-- The request --
Write the listing below out again exactly, dropping the images.
* * * * * * *
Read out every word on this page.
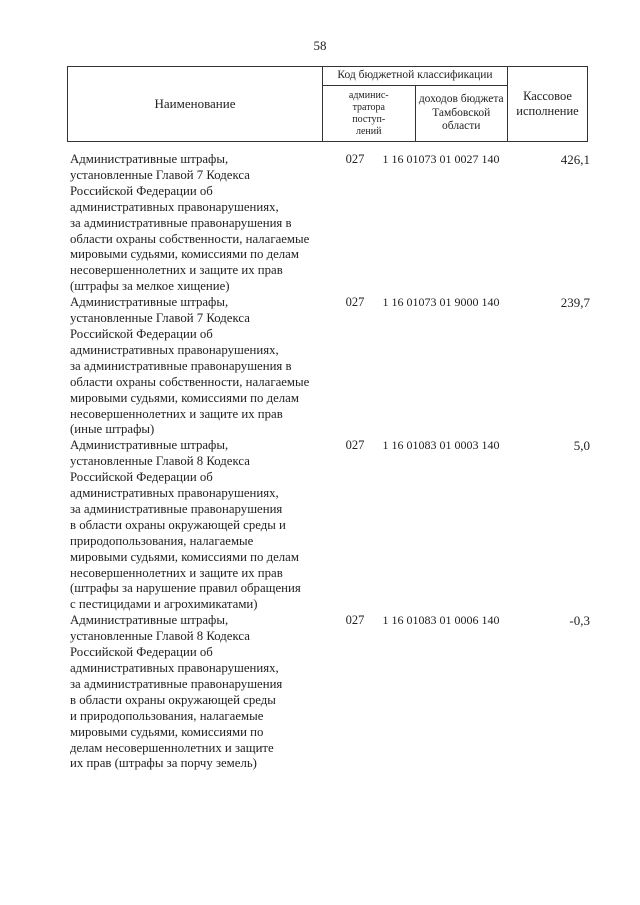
58
Наименование	Код бюджетной классификации		Кассовое
исполнение
	админис-
тратора
поступ-
лений	доходов бюджета
Тамбовской области	
Административные штрафы,
установленные Главой 7 Кодекса
Российской Федерации об
административных правонарушениях,
за административные правонарушения в
области охраны собственности, налагаемые
мировыми судьями, комиссиями по делам
несовершеннолетних и защите их прав
(штрафы за мелкое хищение)
027	1 16 01073 01 0027 140	426,1
Административные штрафы,
установленные Главой 7 Кодекса
Российской Федерации об
административных правонарушениях,
за административные правонарушения в
области охраны собственности, налагаемые
мировыми судьями, комиссиями по делам
несовершеннолетних и защите их прав
(иные штрафы)
027	1 16 01073 01 9000 140	239,7
Административные штрафы,
установленные Главой 8 Кодекса
Российской Федерации об
административных правонарушениях,
за административные правонарушения
в области охраны окружающей среды и
природопользования, налагаемые
мировыми судьями, комиссиями по делам
несовершеннолетних и защите их прав
(штрафы за нарушение правил обращения
с пестицидами и агрохимикатами)
027	1 16 01083 01 0003 140	5,0
Административные штрафы,
установленные Главой 8 Кодекса
Российской Федерации об
административных правонарушениях,
за административные правонарушения
в области охраны окружающей среды
и природопользования, налагаемые
мировыми судьями, комиссиями по
делам несовершеннолетних и защите
их прав (штрафы за порчу земель)
027	1 16 01083 01 0006 140	-0,3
* * * * * * *
-- Written response --
Read out every word on this page.
58
Наименование	Код бюджетной классификации		Кассовое
исполнение
	админис-
тратора
поступ-
лений	доходов бюджета
Тамбовской области	
Административные штрафы,
установленные Главой 7 Кодекса
Российской Федерации об
административных правонарушениях,
за административные правонарушения в
области охраны собственности, налагаемые
мировыми судьями, комиссиями по делам
несовершеннолетних и защите их прав
(штрафы за мелкое хищение)
027	1 16 01073 01 0027 140	426,1
Административные штрафы,
установленные Главой 7 Кодекса
Российской Федерации об
административных правонарушениях,
за административные правонарушения в
области охраны собственности, налагаемые
мировыми судьями, комиссиями по делам
несовершеннолетних и защите их прав
(иные штрафы)
027	1 16 01073 01 9000 140	239,7
Административные штрафы,
установленные Главой 8 Кодекса
Российской Федерации об
административных правонарушениях,
за административные правонарушения
в области охраны окружающей среды и
природопользования, налагаемые
мировыми судьями, комиссиями по делам
несовершеннолетних и защите их прав
(штрафы за нарушение правил обращения
с пестицидами и агрохимикатами)
027	1 16 01083 01 0003 140	5,0
Административные штрафы,
установленные Главой 8 Кодекса
Российской Федерации об
административных правонарушениях,
за административные правонарушения
в области охраны окружающей среды
и природопользования, налагаемые
мировыми судьями, комиссиями по
делам несовершеннолетних и защите
их прав (штрафы за порчу земель)
027	1 16 01083 01 0006 140	-0,3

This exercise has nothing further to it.